Exercise description:
From the entries that follow, gather each line holding the word "Martin".
start
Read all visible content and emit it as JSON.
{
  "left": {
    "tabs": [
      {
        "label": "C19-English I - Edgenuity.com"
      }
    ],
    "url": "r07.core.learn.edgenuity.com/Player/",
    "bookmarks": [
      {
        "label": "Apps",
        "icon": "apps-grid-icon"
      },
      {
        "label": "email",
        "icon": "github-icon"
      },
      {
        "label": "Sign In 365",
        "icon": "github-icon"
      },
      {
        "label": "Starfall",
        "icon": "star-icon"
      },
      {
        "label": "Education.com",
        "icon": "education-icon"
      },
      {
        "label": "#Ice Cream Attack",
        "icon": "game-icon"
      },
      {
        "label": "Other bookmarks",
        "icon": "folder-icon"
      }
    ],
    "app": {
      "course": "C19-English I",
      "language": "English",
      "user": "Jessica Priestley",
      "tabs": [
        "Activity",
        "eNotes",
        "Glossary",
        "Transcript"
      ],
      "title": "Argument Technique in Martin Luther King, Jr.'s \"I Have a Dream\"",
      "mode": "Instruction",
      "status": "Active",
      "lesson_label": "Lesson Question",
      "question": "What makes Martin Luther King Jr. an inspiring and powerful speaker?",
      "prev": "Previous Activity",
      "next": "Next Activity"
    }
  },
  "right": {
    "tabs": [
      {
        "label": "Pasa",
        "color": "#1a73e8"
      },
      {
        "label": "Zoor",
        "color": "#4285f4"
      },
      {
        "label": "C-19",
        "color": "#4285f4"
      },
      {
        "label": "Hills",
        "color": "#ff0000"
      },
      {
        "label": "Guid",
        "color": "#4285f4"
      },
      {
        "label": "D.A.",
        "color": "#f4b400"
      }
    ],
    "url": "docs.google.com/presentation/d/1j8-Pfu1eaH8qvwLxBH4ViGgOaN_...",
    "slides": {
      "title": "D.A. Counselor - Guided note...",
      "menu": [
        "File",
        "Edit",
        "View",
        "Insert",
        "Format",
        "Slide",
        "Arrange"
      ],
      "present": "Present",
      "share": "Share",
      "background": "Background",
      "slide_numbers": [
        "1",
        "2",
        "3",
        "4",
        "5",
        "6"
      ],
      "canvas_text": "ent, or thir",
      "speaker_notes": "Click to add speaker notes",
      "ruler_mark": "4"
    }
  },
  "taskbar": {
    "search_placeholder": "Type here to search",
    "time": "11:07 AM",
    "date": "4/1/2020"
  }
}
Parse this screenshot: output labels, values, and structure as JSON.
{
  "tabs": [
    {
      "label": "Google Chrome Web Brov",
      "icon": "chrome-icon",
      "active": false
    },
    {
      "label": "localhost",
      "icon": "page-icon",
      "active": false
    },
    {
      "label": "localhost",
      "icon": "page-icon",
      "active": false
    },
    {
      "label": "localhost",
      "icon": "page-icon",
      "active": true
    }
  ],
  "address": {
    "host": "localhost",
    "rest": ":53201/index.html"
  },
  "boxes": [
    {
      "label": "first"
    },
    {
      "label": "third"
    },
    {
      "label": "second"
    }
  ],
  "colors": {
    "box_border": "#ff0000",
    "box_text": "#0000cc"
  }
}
end
Answer below:
      "title": "Argument Technique in Martin Luther King, Jr.'s \"I Have a Dream\"",
      "question": "What makes Martin Luther King Jr. an inspiring and powerful speaker?",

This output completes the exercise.